- **Aim**:
Gather all lines in the data that hold the string "text".

- **Provided data**:
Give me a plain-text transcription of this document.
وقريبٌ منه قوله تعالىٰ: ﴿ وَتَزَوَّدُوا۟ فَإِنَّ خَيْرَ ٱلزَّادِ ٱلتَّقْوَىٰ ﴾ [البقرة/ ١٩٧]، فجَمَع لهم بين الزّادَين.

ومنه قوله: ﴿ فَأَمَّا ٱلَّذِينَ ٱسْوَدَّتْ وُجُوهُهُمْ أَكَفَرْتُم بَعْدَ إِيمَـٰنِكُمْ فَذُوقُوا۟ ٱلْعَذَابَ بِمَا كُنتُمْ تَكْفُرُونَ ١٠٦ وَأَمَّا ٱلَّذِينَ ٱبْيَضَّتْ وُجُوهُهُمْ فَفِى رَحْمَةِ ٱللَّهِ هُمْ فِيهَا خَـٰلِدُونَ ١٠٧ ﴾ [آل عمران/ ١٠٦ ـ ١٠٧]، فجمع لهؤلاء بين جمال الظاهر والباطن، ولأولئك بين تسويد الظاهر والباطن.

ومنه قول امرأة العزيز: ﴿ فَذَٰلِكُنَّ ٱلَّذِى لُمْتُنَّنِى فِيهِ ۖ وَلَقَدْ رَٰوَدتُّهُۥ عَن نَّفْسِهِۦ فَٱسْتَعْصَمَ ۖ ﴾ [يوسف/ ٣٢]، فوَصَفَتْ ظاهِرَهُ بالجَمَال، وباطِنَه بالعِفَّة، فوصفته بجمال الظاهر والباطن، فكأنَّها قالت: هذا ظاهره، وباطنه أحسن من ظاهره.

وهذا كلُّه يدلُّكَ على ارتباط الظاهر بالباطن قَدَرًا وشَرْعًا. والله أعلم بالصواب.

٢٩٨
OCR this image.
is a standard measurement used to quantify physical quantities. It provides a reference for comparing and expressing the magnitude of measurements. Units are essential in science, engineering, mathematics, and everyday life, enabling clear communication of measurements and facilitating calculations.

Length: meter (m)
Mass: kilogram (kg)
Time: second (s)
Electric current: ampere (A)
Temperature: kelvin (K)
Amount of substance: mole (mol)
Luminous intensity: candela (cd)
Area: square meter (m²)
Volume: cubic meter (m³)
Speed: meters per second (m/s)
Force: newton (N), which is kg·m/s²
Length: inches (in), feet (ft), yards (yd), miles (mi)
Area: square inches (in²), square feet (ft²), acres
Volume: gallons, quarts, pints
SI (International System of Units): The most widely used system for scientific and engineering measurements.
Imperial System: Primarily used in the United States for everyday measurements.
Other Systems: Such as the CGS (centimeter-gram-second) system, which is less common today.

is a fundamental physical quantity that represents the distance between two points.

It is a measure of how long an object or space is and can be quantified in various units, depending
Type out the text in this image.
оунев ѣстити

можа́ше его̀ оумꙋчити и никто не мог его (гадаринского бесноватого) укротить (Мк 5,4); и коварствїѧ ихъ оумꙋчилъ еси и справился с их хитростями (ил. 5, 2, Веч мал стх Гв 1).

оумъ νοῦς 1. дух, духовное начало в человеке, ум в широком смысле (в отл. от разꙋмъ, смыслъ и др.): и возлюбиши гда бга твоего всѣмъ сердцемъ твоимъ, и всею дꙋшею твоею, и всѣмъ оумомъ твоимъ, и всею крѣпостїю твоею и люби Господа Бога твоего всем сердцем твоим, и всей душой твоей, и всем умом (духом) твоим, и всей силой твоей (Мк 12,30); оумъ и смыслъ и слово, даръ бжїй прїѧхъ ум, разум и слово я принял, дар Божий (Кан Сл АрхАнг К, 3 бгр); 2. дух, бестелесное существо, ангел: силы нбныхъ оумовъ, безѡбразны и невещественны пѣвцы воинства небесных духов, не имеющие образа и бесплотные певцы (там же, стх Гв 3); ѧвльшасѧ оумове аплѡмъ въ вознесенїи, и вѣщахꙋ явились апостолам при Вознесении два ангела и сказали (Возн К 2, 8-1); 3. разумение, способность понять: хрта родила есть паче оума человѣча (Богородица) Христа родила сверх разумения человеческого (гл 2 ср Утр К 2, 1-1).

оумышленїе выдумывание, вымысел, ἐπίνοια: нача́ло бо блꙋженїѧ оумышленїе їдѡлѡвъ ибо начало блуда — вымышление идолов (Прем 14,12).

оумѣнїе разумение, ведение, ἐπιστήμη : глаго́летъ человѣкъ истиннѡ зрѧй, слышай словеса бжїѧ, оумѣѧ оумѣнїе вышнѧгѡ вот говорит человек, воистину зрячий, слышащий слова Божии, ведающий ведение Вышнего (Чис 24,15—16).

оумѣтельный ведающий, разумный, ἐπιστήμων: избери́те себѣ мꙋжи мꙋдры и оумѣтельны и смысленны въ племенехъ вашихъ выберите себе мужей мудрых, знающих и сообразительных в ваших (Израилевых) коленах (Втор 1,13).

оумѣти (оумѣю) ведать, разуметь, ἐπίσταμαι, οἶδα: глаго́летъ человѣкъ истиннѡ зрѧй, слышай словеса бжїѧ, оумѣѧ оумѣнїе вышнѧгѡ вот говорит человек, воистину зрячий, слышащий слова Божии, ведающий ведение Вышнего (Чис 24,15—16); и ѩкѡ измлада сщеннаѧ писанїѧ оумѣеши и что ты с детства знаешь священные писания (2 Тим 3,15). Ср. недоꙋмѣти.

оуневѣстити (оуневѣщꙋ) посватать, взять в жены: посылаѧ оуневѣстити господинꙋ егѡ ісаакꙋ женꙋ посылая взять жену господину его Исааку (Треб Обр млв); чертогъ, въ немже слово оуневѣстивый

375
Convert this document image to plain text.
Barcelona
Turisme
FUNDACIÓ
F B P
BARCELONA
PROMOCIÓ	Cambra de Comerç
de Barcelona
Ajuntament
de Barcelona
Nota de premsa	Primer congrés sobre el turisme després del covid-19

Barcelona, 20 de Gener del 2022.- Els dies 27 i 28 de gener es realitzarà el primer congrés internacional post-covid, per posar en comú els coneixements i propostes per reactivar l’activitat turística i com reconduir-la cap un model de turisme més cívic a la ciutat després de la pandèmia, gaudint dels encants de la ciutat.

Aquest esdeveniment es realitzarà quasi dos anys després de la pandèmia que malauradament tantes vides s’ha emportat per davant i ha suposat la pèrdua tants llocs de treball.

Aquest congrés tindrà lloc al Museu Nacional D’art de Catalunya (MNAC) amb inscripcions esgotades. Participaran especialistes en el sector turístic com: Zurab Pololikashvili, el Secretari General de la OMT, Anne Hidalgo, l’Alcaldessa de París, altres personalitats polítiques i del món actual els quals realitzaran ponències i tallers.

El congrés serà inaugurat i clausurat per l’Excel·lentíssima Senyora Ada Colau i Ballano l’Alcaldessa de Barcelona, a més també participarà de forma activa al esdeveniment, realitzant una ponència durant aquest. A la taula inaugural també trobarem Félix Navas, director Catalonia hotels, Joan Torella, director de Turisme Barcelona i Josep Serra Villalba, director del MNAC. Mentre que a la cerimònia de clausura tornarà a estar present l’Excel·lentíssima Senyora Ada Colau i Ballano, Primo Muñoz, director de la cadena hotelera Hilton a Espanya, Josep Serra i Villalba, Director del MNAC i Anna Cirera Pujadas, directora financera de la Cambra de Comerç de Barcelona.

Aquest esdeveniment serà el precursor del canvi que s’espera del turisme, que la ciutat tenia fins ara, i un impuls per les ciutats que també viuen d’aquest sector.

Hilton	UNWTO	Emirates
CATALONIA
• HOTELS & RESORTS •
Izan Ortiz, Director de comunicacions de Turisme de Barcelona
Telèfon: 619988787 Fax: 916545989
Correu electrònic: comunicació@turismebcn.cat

- **Task answer**:
Give me a plain-text transcription of this document.
Type out the text in this image.
Convert this document image to plain text.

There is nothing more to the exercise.